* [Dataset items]
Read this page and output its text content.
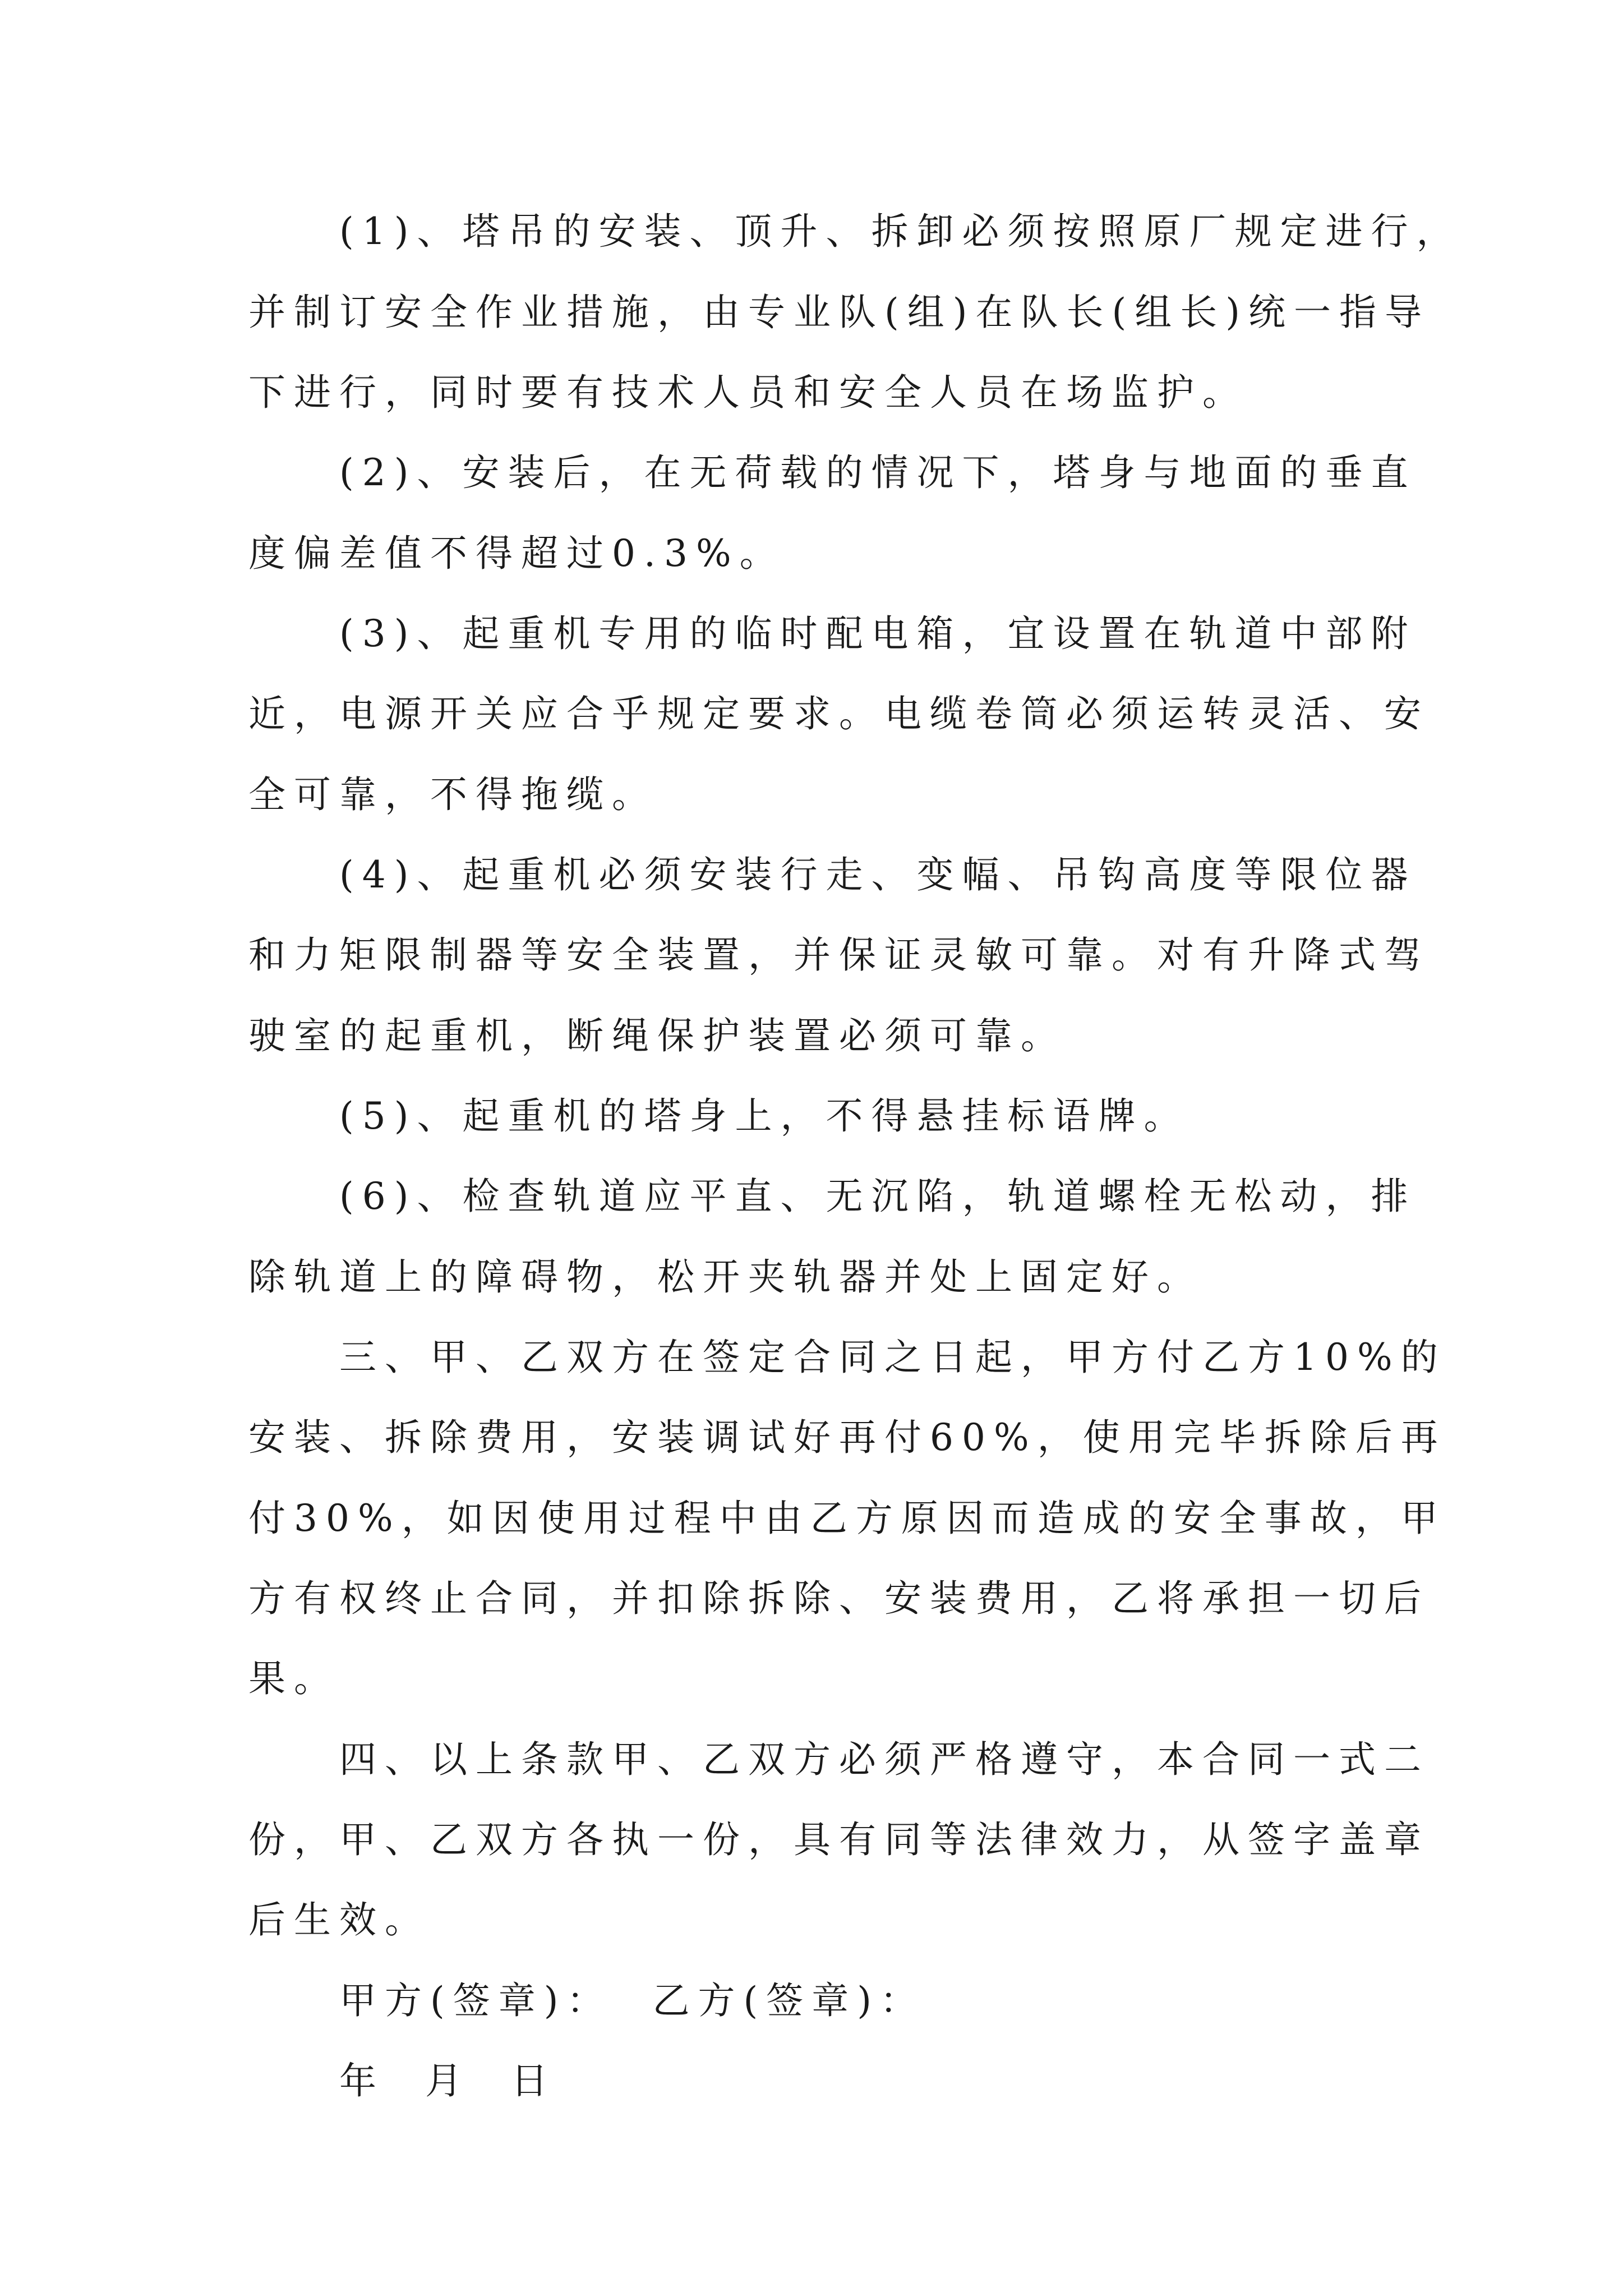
(1)、塔吊的安装、顶升、拆卸必须按照原厂规定进行，
并制订安全作业措施，由专业队(组)在队长(组长)统一指导
下进行，同时要有技术人员和安全人员在场监护。
(2)、安装后，在无荷载的情况下，塔身与地面的垂直
度偏差值不得超过0.3%。
(3)、起重机专用的临时配电箱，宜设置在轨道中部附
近，电源开关应合乎规定要求。电缆卷筒必须运转灵活、安
全可靠，不得拖缆。
(4)、起重机必须安装行走、变幅、吊钩高度等限位器
和力矩限制器等安全装置，并保证灵敏可靠。对有升降式驾
驶室的起重机，断绳保护装置必须可靠。
(5)、起重机的塔身上，不得悬挂标语牌。
(6)、检查轨道应平直、无沉陷，轨道螺栓无松动，排
除轨道上的障碍物，松开夹轨器并处上固定好。
三、甲、乙双方在签定合同之日起，甲方付乙方10%的
安装、拆除费用，安装调试好再付60%，使用完毕拆除后再
付30%，如因使用过程中由乙方原因而造成的安全事故，甲
方有权终止合同，并扣除拆除、安装费用，乙将承担一切后
果。
四、以上条款甲、乙双方必须严格遵守，本合同一式二
份，甲、乙双方各执一份，具有同等法律效力，从签字盖章
后生效。
甲方(签章)：  乙方(签章)：
年  月  日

* [Exercise instructions]
Without including any pictures, output all the entries above exactly.

* [Completed task]
Read this page and output its text content.
(1)、塔吊的安装、顶升、拆卸必须按照原厂规定进行，
并制订安全作业措施，由专业队(组)在队长(组长)统一指导
下进行，同时要有技术人员和安全人员在场监护。
(2)、安装后，在无荷载的情况下，塔身与地面的垂直
度偏差值不得超过0.3%。
(3)、起重机专用的临时配电箱，宜设置在轨道中部附
近，电源开关应合乎规定要求。电缆卷筒必须运转灵活、安
全可靠，不得拖缆。
(4)、起重机必须安装行走、变幅、吊钩高度等限位器
和力矩限制器等安全装置，并保证灵敏可靠。对有升降式驾
驶室的起重机，断绳保护装置必须可靠。
(5)、起重机的塔身上，不得悬挂标语牌。
(6)、检查轨道应平直、无沉陷，轨道螺栓无松动，排
除轨道上的障碍物，松开夹轨器并处上固定好。
三、甲、乙双方在签定合同之日起，甲方付乙方10%的
安装、拆除费用，安装调试好再付60%，使用完毕拆除后再
付30%，如因使用过程中由乙方原因而造成的安全事故，甲
方有权终止合同，并扣除拆除、安装费用，乙将承担一切后
果。
四、以上条款甲、乙双方必须严格遵守，本合同一式二
份，甲、乙双方各执一份，具有同等法律效力，从签字盖章
后生效。
甲方(签章)：  乙方(签章)：
年  月  日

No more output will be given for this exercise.